» Task objective
Wherever a line holds the string "وكان", copy that line.
>> Begin
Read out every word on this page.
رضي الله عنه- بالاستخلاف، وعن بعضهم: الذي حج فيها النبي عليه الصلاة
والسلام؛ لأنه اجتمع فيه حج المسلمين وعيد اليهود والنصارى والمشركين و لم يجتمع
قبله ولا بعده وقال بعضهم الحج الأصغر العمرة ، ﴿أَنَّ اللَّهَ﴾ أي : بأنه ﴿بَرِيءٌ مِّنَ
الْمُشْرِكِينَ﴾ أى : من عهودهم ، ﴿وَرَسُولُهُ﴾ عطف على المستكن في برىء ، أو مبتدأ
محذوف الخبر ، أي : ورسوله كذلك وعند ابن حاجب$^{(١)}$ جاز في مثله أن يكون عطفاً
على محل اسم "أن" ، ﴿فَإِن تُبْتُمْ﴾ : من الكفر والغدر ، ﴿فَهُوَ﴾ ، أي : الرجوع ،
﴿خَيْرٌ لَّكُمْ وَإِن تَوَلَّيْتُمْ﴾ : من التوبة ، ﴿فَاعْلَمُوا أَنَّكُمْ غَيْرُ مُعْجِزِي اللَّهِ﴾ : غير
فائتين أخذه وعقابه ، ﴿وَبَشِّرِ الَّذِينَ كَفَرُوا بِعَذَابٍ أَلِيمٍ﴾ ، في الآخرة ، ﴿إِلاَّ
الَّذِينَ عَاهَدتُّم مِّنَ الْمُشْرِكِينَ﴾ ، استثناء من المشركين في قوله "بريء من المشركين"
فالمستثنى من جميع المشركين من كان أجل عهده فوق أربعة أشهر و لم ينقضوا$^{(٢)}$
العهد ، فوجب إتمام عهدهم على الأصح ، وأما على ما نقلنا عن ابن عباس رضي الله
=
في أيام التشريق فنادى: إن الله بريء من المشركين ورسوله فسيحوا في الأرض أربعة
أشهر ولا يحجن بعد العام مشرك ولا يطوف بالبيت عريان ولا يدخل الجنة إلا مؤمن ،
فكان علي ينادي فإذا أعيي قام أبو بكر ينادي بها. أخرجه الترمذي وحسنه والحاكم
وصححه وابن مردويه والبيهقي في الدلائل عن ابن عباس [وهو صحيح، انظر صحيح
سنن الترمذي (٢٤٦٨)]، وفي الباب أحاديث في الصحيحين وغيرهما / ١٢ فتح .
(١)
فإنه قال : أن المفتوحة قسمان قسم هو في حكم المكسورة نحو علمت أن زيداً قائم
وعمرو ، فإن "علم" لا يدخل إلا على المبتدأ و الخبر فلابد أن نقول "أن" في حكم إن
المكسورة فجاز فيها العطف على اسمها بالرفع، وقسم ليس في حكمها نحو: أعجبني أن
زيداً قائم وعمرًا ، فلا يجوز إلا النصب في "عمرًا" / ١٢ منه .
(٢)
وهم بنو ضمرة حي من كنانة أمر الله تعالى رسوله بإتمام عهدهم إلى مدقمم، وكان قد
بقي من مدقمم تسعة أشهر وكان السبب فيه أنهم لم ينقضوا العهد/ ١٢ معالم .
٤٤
>> End
>> Begin
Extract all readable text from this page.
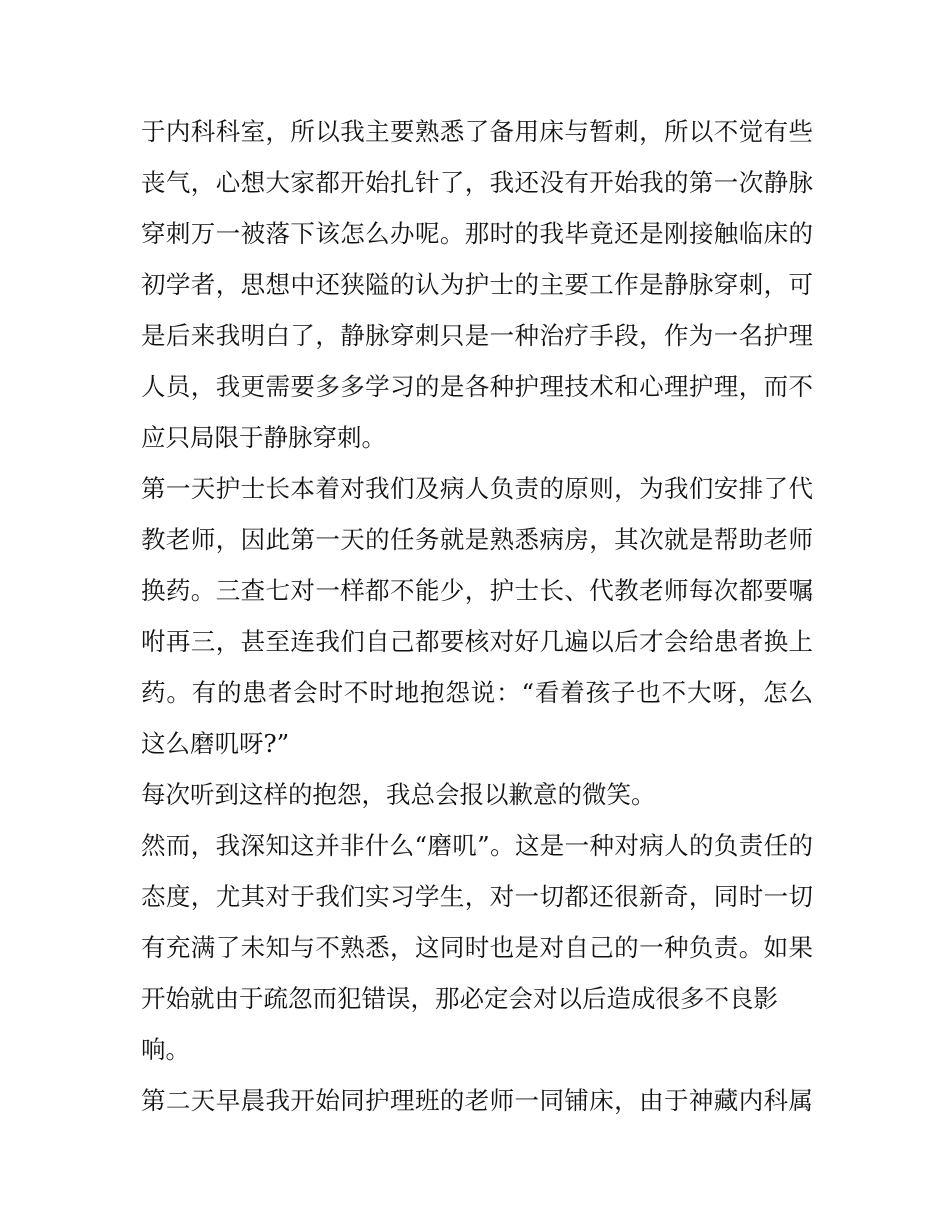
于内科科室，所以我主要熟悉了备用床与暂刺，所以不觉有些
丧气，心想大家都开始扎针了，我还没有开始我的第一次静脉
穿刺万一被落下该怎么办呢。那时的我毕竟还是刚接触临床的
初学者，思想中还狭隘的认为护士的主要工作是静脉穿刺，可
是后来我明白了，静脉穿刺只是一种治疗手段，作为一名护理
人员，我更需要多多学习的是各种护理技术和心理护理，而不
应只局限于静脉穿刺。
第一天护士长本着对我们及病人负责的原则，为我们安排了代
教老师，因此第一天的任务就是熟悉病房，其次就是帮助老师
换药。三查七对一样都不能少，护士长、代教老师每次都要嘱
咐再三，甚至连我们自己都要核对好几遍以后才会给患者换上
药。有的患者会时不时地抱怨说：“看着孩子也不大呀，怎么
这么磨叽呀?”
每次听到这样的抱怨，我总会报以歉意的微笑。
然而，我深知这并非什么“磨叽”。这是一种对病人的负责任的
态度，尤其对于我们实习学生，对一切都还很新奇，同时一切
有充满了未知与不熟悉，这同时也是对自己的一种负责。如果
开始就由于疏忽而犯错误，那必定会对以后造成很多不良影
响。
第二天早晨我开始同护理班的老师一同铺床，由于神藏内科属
>> End
>> Begin
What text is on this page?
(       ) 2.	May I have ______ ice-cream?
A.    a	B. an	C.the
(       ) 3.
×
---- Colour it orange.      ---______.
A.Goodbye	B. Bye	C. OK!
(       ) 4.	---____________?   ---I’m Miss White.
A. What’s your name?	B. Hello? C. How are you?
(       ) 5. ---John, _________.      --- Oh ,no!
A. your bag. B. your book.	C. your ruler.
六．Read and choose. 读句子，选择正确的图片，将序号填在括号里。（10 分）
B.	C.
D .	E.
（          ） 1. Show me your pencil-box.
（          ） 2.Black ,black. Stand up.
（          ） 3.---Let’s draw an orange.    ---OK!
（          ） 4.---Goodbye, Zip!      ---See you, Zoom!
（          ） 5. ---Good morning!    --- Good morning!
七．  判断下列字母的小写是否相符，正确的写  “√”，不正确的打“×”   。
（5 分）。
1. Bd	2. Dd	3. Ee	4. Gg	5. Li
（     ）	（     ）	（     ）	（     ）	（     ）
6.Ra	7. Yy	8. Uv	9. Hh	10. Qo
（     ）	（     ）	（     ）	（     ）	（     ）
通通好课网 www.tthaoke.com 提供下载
>> End
» Exercise output
وهم بنو ضمرة حي من كنانة أمر الله تعالى رسوله بإتمام عهدهم إلى مدقمم، وكان قد
بقي من مدقمم تسعة أشهر وكان السبب فيه أنهم لم ينقضوا العهد/ ١٢ معالم .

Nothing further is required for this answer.